> [Action item]: For the listing below, report all lines that hold the word "scrape".

-=-=-

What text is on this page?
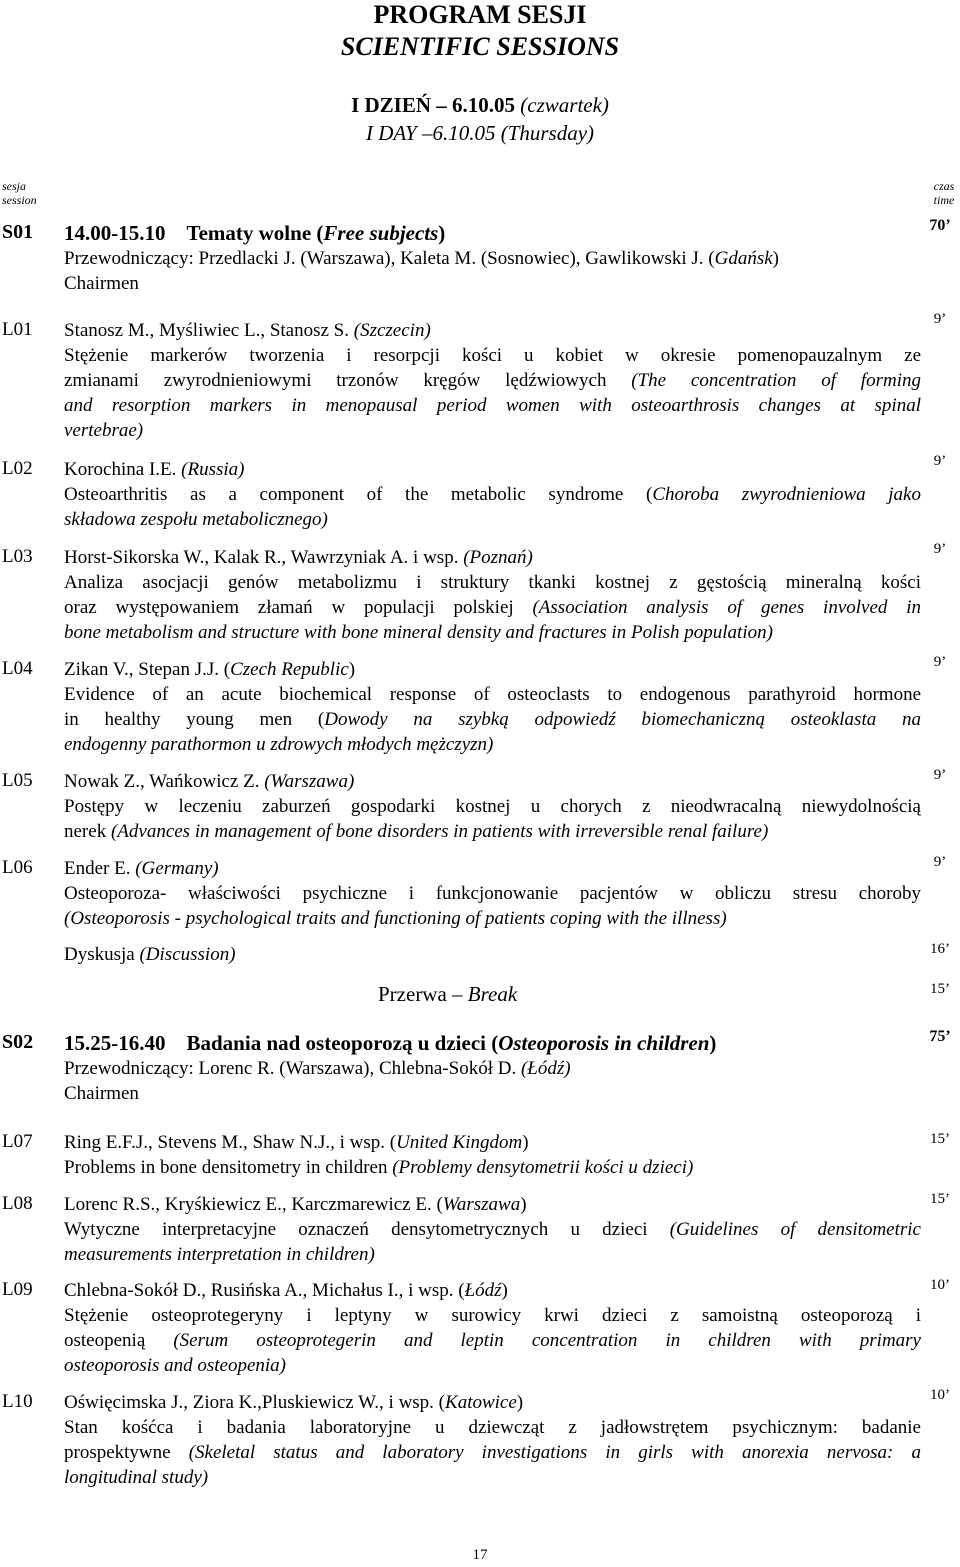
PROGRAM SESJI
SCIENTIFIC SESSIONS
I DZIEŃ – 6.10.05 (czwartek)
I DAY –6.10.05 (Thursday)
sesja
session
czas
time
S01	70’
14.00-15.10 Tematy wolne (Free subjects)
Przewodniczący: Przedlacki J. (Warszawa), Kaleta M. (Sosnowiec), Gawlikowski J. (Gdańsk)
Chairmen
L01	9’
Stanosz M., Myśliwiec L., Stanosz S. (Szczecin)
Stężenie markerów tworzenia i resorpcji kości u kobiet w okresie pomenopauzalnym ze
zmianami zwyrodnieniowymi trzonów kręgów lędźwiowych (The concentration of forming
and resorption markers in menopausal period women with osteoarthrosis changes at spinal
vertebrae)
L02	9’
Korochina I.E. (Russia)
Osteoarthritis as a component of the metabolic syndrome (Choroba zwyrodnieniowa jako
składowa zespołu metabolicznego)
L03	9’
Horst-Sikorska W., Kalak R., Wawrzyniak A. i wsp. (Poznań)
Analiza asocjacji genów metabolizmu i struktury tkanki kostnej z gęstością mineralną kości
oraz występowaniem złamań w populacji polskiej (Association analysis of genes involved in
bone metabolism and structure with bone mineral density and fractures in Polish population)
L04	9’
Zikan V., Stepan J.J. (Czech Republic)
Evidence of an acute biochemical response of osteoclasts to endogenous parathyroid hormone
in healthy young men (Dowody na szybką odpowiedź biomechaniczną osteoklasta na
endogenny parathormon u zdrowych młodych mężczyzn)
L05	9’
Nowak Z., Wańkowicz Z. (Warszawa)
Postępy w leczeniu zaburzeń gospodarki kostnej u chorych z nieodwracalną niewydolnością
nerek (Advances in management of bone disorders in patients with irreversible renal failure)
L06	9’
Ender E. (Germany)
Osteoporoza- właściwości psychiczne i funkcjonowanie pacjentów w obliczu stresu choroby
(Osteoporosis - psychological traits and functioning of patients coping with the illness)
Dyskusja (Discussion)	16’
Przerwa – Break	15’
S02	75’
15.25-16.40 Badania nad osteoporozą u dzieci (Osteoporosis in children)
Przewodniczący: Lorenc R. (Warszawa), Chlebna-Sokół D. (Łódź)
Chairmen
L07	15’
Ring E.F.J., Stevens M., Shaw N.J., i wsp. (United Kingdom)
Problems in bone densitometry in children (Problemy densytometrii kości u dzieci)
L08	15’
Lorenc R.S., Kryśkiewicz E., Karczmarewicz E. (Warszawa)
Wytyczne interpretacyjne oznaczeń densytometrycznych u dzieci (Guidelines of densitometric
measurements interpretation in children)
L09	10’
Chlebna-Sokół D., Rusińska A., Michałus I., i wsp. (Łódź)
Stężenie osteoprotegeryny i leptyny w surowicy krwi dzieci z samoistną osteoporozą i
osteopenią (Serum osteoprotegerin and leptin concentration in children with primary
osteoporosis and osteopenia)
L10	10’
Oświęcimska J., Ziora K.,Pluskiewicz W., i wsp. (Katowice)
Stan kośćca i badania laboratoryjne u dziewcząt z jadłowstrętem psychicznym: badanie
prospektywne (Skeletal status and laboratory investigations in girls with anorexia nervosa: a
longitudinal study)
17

-=-=-

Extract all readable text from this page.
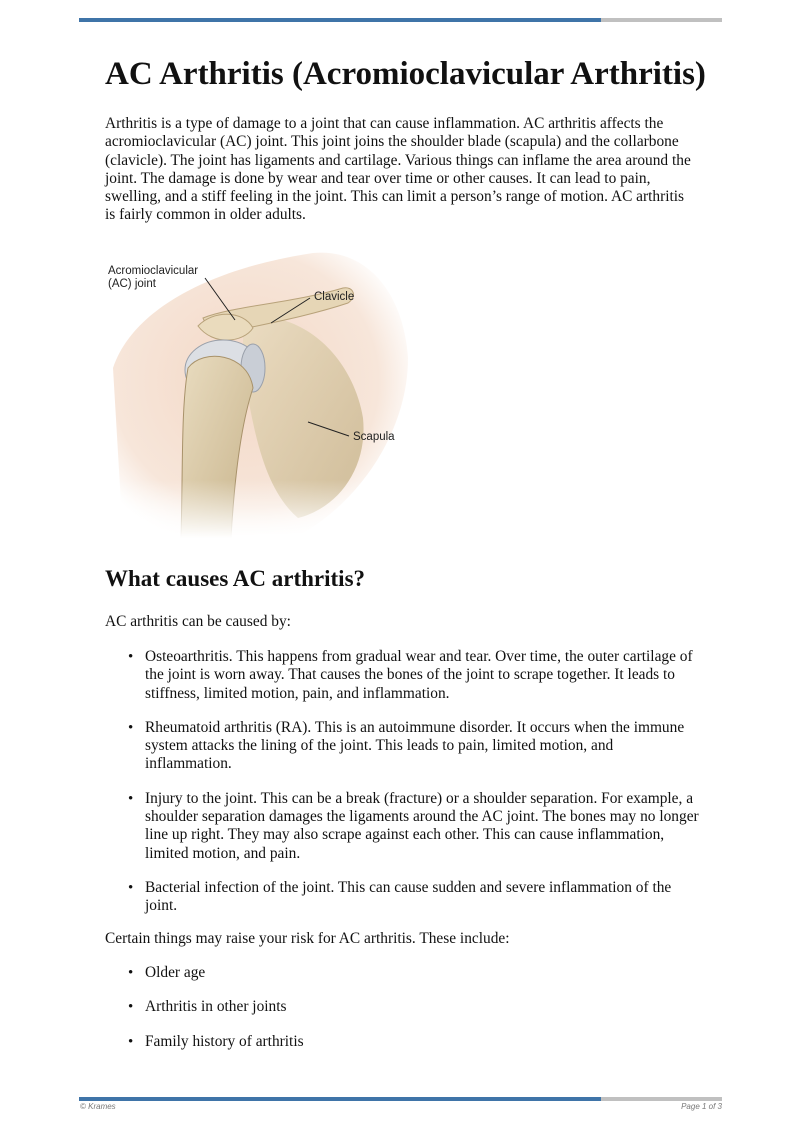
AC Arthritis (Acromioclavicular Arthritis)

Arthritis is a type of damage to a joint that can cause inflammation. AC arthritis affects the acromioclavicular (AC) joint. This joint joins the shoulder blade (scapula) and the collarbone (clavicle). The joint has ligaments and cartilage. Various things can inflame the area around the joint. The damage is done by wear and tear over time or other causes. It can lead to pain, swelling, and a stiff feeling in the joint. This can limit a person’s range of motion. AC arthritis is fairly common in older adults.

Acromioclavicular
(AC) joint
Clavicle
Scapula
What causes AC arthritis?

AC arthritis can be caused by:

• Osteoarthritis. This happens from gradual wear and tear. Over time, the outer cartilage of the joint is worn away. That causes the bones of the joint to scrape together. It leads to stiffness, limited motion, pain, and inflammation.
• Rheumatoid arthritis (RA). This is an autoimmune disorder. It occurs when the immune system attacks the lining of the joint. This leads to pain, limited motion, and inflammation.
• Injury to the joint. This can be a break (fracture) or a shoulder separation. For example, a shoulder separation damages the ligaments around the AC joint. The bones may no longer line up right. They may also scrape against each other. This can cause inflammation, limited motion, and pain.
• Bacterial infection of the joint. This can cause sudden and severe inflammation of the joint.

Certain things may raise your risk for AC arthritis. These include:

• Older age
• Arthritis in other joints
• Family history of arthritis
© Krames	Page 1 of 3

-=-=-

> [Exercise output]:
• Osteoarthritis. This happens from gradual wear and tear. Over time, the outer cartilage of the joint is worn away. That causes the bones of the joint to scrape together. It leads to stiffness, limited motion, pain, and inflammation.
• Injury to the joint. This can be a break (fracture) or a shoulder separation. For example, a shoulder separation damages the ligaments around the AC joint. The bones may no longer line up right. They may also scrape against each other. This can cause inflammation, limited motion, and pain.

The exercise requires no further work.